EXERCISE AIM: Retype every entry in its entirety, without alteration.

:::::

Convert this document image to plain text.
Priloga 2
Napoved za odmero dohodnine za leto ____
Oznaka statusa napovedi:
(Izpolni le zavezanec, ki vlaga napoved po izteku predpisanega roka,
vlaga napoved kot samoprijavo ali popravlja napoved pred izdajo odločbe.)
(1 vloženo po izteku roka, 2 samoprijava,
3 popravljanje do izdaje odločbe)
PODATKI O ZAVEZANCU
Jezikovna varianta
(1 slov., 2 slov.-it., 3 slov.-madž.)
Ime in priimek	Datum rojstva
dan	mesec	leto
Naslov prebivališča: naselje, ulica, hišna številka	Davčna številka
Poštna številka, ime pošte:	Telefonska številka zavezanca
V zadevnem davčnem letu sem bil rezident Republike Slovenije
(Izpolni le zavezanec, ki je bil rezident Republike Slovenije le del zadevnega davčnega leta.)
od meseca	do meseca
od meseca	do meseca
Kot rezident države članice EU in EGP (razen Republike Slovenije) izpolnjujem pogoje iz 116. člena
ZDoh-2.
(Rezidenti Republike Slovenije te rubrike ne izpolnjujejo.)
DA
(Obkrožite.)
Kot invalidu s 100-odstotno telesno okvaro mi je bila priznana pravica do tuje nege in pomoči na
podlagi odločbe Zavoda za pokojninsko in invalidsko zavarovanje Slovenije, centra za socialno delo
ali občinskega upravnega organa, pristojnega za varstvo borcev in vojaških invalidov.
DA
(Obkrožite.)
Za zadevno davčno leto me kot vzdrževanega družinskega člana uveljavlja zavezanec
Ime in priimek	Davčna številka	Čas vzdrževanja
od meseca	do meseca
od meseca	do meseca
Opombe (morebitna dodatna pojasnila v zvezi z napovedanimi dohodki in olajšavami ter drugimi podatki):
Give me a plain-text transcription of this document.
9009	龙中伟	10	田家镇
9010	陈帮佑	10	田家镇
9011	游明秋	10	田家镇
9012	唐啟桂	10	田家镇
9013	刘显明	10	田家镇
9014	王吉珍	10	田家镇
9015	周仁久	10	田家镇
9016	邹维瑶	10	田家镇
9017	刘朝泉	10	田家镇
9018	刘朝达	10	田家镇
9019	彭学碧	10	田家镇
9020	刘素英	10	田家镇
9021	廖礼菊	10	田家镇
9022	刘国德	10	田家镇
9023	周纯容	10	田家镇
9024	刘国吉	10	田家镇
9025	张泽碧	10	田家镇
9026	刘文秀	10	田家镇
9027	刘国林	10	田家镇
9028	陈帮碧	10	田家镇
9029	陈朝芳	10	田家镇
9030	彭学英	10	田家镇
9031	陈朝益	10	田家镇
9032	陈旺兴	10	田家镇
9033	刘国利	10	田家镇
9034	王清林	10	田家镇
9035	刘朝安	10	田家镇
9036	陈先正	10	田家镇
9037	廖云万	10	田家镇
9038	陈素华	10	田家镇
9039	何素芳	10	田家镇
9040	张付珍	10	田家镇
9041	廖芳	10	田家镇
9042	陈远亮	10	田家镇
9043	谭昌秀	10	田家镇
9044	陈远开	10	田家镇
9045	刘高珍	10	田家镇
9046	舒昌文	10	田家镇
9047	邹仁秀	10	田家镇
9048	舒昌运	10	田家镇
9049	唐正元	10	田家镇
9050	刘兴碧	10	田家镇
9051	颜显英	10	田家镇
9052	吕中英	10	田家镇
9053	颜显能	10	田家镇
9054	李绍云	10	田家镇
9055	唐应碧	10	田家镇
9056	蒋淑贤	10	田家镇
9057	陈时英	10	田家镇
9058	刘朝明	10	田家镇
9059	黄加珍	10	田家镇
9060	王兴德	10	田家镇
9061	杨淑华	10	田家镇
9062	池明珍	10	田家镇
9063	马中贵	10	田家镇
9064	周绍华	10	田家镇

:::::

RESULT FOR THIS TASK:
Convert this document image to plain text.
Priloga 2
Napoved za odmero dohodnine za leto ____
Oznaka statusa napovedi:
(Izpolni le zavezanec, ki vlaga napoved po izteku predpisanega roka,
vlaga napoved kot samoprijavo ali popravlja napoved pred izdajo odločbe.)
(1 vloženo po izteku roka, 2 samoprijava,
3 popravljanje do izdaje odločbe)
PODATKI O ZAVEZANCU
Jezikovna varianta
(1 slov., 2 slov.-it., 3 slov.-madž.)
Ime in priimek	Datum rojstva
dan	mesec	leto
Naslov prebivališča: naselje, ulica, hišna številka	Davčna številka
Poštna številka, ime pošte:	Telefonska številka zavezanca
V zadevnem davčnem letu sem bil rezident Republike Slovenije
(Izpolni le zavezanec, ki je bil rezident Republike Slovenije le del zadevnega davčnega leta.)
od meseca	do meseca
od meseca	do meseca
Kot rezident države članice EU in EGP (razen Republike Slovenije) izpolnjujem pogoje iz 116. člena
ZDoh-2.
(Rezidenti Republike Slovenije te rubrike ne izpolnjujejo.)
DA
(Obkrožite.)
Kot invalidu s 100-odstotno telesno okvaro mi je bila priznana pravica do tuje nege in pomoči na
podlagi odločbe Zavoda za pokojninsko in invalidsko zavarovanje Slovenije, centra za socialno delo
ali občinskega upravnega organa, pristojnega za varstvo borcev in vojaških invalidov.
DA
(Obkrožite.)
Za zadevno davčno leto me kot vzdrževanega družinskega člana uveljavlja zavezanec
Ime in priimek	Davčna številka	Čas vzdrževanja
od meseca	do meseca
od meseca	do meseca
Opombe (morebitna dodatna pojasnila v zvezi z napovedanimi dohodki in olajšavami ter drugimi podatki):
Give me a plain-text transcription of this document.
9009	龙中伟	10	田家镇
9010	陈帮佑	10	田家镇
9011	游明秋	10	田家镇
9012	唐啟桂	10	田家镇
9013	刘显明	10	田家镇
9014	王吉珍	10	田家镇
9015	周仁久	10	田家镇
9016	邹维瑶	10	田家镇
9017	刘朝泉	10	田家镇
9018	刘朝达	10	田家镇
9019	彭学碧	10	田家镇
9020	刘素英	10	田家镇
9021	廖礼菊	10	田家镇
9022	刘国德	10	田家镇
9023	周纯容	10	田家镇
9024	刘国吉	10	田家镇
9025	张泽碧	10	田家镇
9026	刘文秀	10	田家镇
9027	刘国林	10	田家镇
9028	陈帮碧	10	田家镇
9029	陈朝芳	10	田家镇
9030	彭学英	10	田家镇
9031	陈朝益	10	田家镇
9032	陈旺兴	10	田家镇
9033	刘国利	10	田家镇
9034	王清林	10	田家镇
9035	刘朝安	10	田家镇
9036	陈先正	10	田家镇
9037	廖云万	10	田家镇
9038	陈素华	10	田家镇
9039	何素芳	10	田家镇
9040	张付珍	10	田家镇
9041	廖芳	10	田家镇
9042	陈远亮	10	田家镇
9043	谭昌秀	10	田家镇
9044	陈远开	10	田家镇
9045	刘高珍	10	田家镇
9046	舒昌文	10	田家镇
9047	邹仁秀	10	田家镇
9048	舒昌运	10	田家镇
9049	唐正元	10	田家镇
9050	刘兴碧	10	田家镇
9051	颜显英	10	田家镇
9052	吕中英	10	田家镇
9053	颜显能	10	田家镇
9054	李绍云	10	田家镇
9055	唐应碧	10	田家镇
9056	蒋淑贤	10	田家镇
9057	陈时英	10	田家镇
9058	刘朝明	10	田家镇
9059	黄加珍	10	田家镇
9060	王兴德	10	田家镇
9061	杨淑华	10	田家镇
9062	池明珍	10	田家镇
9063	马中贵	10	田家镇
9064	周绍华	10	田家镇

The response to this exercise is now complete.